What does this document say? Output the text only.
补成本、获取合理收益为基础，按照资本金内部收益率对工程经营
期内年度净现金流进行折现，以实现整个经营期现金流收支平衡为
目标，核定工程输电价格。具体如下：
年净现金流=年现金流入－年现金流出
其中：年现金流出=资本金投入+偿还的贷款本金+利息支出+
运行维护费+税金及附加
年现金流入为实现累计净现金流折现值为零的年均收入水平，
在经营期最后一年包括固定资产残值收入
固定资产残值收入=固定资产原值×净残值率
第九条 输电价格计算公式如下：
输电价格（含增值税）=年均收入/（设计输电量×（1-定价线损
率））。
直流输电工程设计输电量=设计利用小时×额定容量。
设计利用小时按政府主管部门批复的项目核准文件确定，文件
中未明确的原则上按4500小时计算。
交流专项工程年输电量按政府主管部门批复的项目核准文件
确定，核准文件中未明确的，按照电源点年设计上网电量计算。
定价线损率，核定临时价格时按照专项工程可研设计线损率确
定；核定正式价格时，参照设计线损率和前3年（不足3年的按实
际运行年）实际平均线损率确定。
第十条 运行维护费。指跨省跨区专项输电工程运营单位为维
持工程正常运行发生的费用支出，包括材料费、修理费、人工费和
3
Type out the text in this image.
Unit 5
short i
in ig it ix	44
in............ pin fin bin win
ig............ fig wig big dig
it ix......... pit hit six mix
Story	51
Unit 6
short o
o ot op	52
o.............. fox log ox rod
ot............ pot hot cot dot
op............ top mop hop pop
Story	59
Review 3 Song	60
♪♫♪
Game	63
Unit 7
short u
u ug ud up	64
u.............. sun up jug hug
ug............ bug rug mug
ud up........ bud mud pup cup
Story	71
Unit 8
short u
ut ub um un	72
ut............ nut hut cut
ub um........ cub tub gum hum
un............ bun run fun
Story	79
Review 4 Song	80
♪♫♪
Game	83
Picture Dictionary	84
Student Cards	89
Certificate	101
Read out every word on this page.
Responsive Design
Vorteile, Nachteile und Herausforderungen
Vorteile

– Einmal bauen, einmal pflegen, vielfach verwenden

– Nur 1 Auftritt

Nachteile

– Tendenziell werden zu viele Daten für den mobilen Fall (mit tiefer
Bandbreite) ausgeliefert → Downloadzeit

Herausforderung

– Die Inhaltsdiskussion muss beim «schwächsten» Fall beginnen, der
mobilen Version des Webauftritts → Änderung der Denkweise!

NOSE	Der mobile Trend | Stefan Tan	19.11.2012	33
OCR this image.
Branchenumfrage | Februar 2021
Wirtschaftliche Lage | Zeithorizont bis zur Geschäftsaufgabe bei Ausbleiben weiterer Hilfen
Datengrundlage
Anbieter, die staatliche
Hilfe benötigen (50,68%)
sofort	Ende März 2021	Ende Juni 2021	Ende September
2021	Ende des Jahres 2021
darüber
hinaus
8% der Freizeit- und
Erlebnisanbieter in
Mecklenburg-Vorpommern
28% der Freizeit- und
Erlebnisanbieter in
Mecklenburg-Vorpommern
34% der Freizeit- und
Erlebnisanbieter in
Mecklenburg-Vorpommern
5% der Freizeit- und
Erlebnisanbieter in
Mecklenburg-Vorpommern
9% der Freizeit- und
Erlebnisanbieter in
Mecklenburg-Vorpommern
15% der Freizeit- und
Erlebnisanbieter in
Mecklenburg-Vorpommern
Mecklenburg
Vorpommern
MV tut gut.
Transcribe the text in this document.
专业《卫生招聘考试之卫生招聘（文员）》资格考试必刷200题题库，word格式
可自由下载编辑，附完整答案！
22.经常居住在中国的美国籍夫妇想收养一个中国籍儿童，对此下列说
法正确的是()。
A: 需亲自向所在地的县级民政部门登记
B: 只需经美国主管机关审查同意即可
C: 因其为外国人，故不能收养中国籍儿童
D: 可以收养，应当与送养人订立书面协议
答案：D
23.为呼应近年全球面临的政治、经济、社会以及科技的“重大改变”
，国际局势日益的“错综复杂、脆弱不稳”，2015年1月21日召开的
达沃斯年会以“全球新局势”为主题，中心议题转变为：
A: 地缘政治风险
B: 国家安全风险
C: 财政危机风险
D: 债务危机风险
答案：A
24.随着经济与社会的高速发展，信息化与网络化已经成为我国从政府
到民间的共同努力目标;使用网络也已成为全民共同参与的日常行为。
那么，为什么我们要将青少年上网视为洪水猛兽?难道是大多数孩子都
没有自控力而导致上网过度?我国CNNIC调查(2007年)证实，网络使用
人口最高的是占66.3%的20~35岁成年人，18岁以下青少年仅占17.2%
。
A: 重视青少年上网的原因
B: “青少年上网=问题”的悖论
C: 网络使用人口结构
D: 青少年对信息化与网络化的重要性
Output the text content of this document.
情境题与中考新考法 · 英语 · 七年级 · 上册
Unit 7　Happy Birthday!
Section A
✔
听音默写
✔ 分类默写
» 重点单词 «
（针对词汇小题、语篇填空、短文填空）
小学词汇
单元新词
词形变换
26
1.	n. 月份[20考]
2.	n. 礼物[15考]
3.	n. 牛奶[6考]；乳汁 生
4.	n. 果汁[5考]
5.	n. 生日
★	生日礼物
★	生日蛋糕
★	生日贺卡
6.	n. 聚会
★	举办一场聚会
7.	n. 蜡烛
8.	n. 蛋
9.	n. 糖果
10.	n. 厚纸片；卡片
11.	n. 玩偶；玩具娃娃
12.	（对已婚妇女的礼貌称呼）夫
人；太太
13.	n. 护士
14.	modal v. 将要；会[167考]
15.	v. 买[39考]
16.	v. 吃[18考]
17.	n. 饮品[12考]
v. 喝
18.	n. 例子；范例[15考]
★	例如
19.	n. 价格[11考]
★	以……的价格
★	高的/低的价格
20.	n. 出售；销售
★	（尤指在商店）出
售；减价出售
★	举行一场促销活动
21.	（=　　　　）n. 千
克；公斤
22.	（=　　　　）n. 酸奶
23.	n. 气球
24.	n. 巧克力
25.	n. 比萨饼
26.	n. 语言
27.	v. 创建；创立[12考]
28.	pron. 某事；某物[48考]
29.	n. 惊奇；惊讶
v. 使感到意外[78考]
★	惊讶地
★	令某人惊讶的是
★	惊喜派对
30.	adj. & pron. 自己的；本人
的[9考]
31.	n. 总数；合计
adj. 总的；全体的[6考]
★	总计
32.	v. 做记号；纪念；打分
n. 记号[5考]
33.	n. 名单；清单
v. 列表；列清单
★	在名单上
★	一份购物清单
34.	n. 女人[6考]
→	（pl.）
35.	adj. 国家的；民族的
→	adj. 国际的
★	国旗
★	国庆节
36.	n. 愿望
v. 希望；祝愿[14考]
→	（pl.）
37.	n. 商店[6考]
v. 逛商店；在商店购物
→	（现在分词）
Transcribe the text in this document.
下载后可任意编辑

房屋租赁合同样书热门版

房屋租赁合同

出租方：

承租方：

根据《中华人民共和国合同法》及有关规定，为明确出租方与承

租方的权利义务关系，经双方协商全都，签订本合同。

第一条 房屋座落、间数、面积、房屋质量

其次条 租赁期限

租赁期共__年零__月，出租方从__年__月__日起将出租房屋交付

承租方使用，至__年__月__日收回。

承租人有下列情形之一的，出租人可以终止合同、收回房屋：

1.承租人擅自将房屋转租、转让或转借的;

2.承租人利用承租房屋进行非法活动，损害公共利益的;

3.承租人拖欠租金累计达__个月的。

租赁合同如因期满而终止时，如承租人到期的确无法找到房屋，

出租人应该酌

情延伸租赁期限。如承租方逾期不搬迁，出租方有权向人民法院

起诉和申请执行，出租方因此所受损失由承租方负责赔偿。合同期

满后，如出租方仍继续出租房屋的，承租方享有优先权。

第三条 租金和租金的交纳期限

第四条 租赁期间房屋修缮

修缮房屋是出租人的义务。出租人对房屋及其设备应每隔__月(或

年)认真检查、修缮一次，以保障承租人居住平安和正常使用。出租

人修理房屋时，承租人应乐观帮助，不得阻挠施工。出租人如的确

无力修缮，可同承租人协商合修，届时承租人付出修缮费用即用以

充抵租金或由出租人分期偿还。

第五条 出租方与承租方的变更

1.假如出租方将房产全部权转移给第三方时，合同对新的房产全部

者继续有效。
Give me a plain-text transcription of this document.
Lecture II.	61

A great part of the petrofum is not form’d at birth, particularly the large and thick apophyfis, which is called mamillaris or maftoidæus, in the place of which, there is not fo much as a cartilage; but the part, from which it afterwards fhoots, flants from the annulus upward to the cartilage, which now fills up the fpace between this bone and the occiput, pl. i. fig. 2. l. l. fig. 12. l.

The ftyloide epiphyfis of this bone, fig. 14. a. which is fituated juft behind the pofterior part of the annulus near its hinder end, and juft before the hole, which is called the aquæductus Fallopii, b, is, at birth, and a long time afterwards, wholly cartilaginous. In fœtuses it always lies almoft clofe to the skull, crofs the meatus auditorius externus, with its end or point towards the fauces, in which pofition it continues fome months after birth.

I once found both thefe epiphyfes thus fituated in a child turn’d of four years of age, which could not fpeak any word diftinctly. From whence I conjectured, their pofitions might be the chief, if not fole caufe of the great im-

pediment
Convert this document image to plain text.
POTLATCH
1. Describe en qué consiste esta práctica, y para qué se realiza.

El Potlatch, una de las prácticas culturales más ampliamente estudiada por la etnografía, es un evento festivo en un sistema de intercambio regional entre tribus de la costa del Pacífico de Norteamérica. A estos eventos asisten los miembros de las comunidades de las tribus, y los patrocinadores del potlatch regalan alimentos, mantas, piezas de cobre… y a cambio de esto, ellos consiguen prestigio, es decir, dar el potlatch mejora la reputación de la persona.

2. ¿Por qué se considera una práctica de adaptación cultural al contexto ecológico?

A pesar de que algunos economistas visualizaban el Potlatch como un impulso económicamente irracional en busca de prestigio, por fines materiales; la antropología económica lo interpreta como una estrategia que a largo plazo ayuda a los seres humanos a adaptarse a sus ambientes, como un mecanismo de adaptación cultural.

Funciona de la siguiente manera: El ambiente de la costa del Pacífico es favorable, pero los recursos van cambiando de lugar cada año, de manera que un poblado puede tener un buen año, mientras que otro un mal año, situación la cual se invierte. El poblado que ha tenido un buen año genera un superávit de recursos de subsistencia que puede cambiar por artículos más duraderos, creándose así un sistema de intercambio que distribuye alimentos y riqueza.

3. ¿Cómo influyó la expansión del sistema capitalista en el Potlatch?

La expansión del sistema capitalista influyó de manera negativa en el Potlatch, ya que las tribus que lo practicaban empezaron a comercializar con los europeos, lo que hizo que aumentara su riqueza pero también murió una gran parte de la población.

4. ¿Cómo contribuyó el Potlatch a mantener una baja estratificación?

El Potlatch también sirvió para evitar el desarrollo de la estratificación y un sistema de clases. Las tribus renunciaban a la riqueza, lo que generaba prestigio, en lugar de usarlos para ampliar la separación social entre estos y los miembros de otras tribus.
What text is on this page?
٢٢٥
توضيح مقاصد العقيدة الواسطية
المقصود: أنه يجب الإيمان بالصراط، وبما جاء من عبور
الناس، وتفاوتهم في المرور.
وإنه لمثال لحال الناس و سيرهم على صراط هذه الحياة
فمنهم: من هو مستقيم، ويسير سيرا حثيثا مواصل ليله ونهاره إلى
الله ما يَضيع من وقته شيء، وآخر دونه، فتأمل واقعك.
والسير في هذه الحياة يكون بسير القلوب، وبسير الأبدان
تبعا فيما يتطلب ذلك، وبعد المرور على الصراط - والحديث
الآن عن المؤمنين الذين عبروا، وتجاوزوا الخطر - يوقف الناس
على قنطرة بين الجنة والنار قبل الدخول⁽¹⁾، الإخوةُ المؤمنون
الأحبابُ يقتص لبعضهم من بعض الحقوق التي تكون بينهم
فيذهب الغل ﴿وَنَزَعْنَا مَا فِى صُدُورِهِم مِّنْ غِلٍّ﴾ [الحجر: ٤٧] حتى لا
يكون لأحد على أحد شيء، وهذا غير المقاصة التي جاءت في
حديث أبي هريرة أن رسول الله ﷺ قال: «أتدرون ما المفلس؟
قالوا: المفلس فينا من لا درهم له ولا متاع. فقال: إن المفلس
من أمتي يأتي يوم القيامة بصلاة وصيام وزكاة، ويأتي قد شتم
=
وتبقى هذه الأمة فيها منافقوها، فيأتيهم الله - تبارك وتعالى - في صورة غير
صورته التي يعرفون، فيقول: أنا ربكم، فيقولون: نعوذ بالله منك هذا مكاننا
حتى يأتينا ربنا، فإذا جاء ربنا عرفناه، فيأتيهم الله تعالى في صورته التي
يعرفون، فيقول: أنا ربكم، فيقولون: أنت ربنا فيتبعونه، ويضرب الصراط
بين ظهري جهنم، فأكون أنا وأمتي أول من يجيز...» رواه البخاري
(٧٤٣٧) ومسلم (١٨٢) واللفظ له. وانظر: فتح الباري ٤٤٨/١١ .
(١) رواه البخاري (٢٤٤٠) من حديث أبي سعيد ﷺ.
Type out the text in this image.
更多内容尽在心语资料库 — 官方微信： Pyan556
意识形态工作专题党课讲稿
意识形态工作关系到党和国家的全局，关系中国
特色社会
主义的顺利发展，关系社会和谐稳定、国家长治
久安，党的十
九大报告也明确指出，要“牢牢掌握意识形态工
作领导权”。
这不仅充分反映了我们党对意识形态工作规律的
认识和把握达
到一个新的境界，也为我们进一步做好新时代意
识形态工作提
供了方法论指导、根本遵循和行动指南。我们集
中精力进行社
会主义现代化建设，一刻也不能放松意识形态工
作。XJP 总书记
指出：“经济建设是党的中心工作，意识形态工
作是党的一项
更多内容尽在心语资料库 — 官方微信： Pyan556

=====

WHAT IS EXPECTED: Exactly how many lines in the data above contain the word "también"? Respond with the number and nothing more.

SOLVED PROBLEM: 2